A run of records
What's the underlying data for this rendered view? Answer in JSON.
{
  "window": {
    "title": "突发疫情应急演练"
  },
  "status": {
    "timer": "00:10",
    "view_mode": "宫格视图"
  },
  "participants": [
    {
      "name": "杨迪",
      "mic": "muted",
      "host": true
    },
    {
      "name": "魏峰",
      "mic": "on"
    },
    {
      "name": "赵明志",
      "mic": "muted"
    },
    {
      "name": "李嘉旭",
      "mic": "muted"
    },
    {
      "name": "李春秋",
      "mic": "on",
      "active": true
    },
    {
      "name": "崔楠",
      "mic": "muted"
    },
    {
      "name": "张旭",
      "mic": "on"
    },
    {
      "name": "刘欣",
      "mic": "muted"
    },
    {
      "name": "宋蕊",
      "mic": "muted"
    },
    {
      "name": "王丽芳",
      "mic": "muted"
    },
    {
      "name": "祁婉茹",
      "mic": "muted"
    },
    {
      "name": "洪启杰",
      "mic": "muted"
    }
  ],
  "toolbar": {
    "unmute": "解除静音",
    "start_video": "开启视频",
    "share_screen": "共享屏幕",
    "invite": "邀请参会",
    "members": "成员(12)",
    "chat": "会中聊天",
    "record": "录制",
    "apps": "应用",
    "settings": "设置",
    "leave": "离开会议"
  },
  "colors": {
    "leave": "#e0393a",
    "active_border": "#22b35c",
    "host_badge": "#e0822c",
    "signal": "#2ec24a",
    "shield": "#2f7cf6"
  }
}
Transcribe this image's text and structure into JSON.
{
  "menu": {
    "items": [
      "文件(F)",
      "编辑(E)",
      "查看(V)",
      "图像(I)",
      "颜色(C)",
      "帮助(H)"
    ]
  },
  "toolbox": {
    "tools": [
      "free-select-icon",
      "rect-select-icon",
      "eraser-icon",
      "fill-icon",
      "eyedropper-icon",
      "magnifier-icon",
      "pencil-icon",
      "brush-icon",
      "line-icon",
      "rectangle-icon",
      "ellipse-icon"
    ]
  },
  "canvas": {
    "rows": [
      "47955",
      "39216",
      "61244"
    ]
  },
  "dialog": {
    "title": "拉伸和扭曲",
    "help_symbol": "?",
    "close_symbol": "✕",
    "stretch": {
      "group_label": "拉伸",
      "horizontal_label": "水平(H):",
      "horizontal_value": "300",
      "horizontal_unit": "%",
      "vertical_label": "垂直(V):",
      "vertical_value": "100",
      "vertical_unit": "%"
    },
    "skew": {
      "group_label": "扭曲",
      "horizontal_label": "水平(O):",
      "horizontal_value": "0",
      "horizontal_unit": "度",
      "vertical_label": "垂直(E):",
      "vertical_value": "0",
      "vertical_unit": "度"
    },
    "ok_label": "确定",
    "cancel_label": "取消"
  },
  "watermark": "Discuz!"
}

**Problem**
Quote each line above in full, word for word.

**The answer**
What's the underlying data for this rendered view? Answer in JSON.
{
  "window": {
    "title": "突发疫情应急演练"
  },
  "status": {
    "timer": "00:10",
    "view_mode": "宫格视图"
  },
  "participants": [
    {
      "name": "杨迪",
      "mic": "muted",
      "host": true
    },
    {
      "name": "魏峰",
      "mic": "on"
    },
    {
      "name": "赵明志",
      "mic": "muted"
    },
    {
      "name": "李嘉旭",
      "mic": "muted"
    },
    {
      "name": "李春秋",
      "mic": "on",
      "active": true
    },
    {
      "name": "崔楠",
      "mic": "muted"
    },
    {
      "name": "张旭",
      "mic": "on"
    },
    {
      "name": "刘欣",
      "mic": "muted"
    },
    {
      "name": "宋蕊",
      "mic": "muted"
    },
    {
      "name": "王丽芳",
      "mic": "muted"
    },
    {
      "name": "祁婉茹",
      "mic": "muted"
    },
    {
      "name": "洪启杰",
      "mic": "muted"
    }
  ],
  "toolbar": {
    "unmute": "解除静音",
    "start_video": "开启视频",
    "share_screen": "共享屏幕",
    "invite": "邀请参会",
    "members": "成员(12)",
    "chat": "会中聊天",
    "record": "录制",
    "apps": "应用",
    "settings": "设置",
    "leave": "离开会议"
  },
  "colors": {
    "leave": "#e0393a",
    "active_border": "#22b35c",
    "host_badge": "#e0822c",
    "signal": "#2ec24a",
    "shield": "#2f7cf6"
  }
}
Transcribe this image's text and structure into JSON.
{
  "menu": {
    "items": [
      "文件(F)",
      "编辑(E)",
      "查看(V)",
      "图像(I)",
      "颜色(C)",
      "帮助(H)"
    ]
  },
  "toolbox": {
    "tools": [
      "free-select-icon",
      "rect-select-icon",
      "eraser-icon",
      "fill-icon",
      "eyedropper-icon",
      "magnifier-icon",
      "pencil-icon",
      "brush-icon",
      "line-icon",
      "rectangle-icon",
      "ellipse-icon"
    ]
  },
  "canvas": {
    "rows": [
      "47955",
      "39216",
      "61244"
    ]
  },
  "dialog": {
    "title": "拉伸和扭曲",
    "help_symbol": "?",
    "close_symbol": "✕",
    "stretch": {
      "group_label": "拉伸",
      "horizontal_label": "水平(H):",
      "horizontal_value": "300",
      "horizontal_unit": "%",
      "vertical_label": "垂直(V):",
      "vertical_value": "100",
      "vertical_unit": "%"
    },
    "skew": {
      "group_label": "扭曲",
      "horizontal_label": "水平(O):",
      "horizontal_value": "0",
      "horizontal_unit": "度",
      "vertical_label": "垂直(E):",
      "vertical_value": "0",
      "vertical_unit": "度"
    },
    "ok_label": "确定",
    "cancel_label": "取消"
  },
  "watermark": "Discuz!"
}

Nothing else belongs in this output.